What to produce: Read the lines that follow and pick out every one containing the word "object".

>> Start Data lines

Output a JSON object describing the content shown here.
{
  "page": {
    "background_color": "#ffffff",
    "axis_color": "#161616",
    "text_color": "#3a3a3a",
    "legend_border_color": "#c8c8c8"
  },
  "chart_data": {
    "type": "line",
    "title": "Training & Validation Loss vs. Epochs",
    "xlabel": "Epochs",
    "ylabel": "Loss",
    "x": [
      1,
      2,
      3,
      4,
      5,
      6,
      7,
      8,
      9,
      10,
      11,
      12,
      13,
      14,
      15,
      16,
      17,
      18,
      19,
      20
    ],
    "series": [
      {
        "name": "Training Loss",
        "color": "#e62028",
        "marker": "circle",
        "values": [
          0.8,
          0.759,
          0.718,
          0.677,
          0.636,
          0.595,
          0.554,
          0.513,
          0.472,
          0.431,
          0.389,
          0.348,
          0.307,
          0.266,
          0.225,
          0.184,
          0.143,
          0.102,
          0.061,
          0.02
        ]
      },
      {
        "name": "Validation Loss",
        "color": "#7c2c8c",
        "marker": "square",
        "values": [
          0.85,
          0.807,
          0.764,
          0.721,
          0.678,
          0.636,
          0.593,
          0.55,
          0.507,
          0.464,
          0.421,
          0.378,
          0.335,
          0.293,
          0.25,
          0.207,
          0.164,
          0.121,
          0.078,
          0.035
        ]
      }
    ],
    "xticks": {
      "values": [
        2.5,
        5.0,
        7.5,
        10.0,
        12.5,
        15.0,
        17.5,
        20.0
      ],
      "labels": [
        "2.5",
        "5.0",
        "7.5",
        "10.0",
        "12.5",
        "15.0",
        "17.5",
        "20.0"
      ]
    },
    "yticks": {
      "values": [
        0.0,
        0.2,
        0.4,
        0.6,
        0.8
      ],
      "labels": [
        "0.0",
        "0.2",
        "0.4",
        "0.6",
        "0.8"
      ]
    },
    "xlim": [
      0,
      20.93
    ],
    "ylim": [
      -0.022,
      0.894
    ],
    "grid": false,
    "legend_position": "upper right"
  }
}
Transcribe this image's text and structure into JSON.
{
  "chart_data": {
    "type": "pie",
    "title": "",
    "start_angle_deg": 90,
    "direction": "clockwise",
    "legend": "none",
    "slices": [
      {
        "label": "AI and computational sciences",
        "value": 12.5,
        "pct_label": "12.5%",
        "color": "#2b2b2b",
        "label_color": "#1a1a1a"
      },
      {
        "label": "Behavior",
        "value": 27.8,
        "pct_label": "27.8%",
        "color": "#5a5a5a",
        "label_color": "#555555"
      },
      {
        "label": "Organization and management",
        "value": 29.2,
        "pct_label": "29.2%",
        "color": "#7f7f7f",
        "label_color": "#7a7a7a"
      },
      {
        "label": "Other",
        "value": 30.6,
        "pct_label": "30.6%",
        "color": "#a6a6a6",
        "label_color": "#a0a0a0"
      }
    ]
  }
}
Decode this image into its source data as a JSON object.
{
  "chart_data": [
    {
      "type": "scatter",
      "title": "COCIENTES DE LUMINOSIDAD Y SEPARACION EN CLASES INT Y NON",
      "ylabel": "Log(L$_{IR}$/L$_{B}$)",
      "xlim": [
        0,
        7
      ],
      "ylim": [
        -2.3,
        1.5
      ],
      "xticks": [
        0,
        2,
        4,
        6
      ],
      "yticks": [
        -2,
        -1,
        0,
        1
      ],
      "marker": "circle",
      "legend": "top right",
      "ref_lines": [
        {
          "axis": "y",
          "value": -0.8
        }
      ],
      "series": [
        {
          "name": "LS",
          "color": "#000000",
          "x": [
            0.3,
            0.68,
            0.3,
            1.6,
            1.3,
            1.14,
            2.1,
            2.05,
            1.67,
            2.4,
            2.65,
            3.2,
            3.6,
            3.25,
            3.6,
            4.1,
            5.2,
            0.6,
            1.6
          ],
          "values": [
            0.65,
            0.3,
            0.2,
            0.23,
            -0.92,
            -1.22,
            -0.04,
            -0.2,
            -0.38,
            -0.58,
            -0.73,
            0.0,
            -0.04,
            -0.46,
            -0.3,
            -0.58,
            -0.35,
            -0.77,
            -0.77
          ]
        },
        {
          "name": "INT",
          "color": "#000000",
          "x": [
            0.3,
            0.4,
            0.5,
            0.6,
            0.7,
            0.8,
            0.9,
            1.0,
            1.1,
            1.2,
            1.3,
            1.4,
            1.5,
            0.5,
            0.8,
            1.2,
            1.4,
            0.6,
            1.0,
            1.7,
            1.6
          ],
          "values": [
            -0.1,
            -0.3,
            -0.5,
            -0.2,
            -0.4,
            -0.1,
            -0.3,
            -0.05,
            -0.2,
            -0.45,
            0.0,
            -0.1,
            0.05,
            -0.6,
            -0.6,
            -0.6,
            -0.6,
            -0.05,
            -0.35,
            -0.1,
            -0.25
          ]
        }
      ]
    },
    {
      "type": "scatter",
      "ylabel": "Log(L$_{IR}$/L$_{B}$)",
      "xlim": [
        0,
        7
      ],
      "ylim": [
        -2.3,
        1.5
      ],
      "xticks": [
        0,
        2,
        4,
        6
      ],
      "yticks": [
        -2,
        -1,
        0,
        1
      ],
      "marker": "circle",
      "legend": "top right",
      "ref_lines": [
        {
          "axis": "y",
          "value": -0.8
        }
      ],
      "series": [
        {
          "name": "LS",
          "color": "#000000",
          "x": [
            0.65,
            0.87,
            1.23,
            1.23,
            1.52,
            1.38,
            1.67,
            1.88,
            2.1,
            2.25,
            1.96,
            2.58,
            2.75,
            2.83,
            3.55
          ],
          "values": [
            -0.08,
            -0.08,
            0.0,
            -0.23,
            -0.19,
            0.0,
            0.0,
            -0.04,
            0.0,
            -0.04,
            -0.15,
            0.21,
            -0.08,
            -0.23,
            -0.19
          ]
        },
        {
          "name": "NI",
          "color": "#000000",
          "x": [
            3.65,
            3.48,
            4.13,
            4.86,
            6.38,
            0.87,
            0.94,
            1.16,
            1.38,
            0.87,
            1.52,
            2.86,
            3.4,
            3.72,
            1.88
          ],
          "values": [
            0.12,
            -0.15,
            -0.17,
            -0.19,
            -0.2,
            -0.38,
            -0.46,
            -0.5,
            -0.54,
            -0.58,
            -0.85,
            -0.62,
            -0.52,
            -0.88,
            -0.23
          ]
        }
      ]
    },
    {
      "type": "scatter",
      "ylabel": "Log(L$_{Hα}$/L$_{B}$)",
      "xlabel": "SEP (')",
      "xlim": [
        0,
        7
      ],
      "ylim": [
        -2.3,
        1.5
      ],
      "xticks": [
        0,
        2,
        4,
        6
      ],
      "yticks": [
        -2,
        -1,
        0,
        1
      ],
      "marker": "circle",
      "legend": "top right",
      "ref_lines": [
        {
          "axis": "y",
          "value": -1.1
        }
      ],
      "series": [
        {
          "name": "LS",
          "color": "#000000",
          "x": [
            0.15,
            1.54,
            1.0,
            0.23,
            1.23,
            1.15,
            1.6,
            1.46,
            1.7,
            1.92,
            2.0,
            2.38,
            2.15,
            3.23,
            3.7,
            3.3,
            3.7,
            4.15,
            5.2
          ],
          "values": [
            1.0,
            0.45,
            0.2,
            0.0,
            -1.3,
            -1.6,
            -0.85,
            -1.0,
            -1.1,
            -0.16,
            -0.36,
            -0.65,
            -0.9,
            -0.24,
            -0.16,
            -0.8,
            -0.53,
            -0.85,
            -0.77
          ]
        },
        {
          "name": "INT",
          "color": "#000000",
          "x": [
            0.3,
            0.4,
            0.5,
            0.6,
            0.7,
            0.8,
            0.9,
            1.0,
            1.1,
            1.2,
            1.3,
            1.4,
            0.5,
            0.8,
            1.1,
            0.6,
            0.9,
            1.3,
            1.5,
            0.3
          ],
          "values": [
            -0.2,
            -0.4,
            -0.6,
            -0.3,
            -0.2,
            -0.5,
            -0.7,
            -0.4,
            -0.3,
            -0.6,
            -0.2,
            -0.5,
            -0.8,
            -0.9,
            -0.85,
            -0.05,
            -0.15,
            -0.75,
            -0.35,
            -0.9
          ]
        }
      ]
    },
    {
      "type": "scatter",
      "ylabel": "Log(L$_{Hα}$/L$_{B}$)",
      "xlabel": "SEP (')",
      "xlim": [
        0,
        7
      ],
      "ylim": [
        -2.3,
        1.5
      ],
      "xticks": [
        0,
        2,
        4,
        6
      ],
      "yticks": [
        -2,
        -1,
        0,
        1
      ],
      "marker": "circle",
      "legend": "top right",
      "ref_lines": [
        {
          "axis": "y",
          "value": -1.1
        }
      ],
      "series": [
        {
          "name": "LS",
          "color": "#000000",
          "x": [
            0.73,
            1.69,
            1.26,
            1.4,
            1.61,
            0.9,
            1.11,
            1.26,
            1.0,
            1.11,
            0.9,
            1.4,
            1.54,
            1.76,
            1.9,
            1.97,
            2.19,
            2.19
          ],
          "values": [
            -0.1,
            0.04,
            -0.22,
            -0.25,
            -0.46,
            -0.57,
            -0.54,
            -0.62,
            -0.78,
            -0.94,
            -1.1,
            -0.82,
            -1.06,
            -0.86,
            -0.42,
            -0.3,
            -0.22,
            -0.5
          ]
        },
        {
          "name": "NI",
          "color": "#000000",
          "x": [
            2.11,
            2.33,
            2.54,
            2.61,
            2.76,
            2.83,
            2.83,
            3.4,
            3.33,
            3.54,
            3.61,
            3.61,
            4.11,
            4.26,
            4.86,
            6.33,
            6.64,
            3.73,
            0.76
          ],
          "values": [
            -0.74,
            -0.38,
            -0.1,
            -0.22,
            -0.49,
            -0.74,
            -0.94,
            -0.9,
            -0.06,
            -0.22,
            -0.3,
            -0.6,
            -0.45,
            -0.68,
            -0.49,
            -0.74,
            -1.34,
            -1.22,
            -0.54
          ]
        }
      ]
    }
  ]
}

>> End Data lines

Answer to the task:
Output a JSON object describing the content shown here.
Decode this image into its source data as a JSON object.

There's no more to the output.